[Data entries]
- - -

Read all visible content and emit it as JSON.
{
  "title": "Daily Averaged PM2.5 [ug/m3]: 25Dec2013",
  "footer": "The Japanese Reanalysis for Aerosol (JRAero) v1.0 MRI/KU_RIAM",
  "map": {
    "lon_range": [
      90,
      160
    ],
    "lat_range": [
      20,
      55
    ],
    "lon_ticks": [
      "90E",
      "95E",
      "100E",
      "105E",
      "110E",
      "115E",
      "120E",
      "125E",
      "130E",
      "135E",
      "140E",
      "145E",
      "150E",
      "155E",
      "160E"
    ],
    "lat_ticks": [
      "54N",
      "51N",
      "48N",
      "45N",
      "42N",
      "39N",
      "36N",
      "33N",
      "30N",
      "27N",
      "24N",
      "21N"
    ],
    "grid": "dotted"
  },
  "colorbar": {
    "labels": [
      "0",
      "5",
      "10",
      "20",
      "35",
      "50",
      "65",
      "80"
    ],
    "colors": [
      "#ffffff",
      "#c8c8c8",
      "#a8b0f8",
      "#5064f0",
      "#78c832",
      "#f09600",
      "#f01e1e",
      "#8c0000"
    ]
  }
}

- - -

Repeat the entries above exactly, leaving nothing out.

Read all visible content and emit it as JSON.
{
  "title": "Daily Averaged PM2.5 [ug/m3]: 25Dec2013",
  "footer": "The Japanese Reanalysis for Aerosol (JRAero) v1.0 MRI/KU_RIAM",
  "map": {
    "lon_range": [
      90,
      160
    ],
    "lat_range": [
      20,
      55
    ],
    "lon_ticks": [
      "90E",
      "95E",
      "100E",
      "105E",
      "110E",
      "115E",
      "120E",
      "125E",
      "130E",
      "135E",
      "140E",
      "145E",
      "150E",
      "155E",
      "160E"
    ],
    "lat_ticks": [
      "54N",
      "51N",
      "48N",
      "45N",
      "42N",
      "39N",
      "36N",
      "33N",
      "30N",
      "27N",
      "24N",
      "21N"
    ],
    "grid": "dotted"
  },
  "colorbar": {
    "labels": [
      "0",
      "5",
      "10",
      "20",
      "35",
      "50",
      "65",
      "80"
    ],
    "colors": [
      "#ffffff",
      "#c8c8c8",
      "#a8b0f8",
      "#5064f0",
      "#78c832",
      "#f09600",
      "#f01e1e",
      "#8c0000"
    ]
  }
}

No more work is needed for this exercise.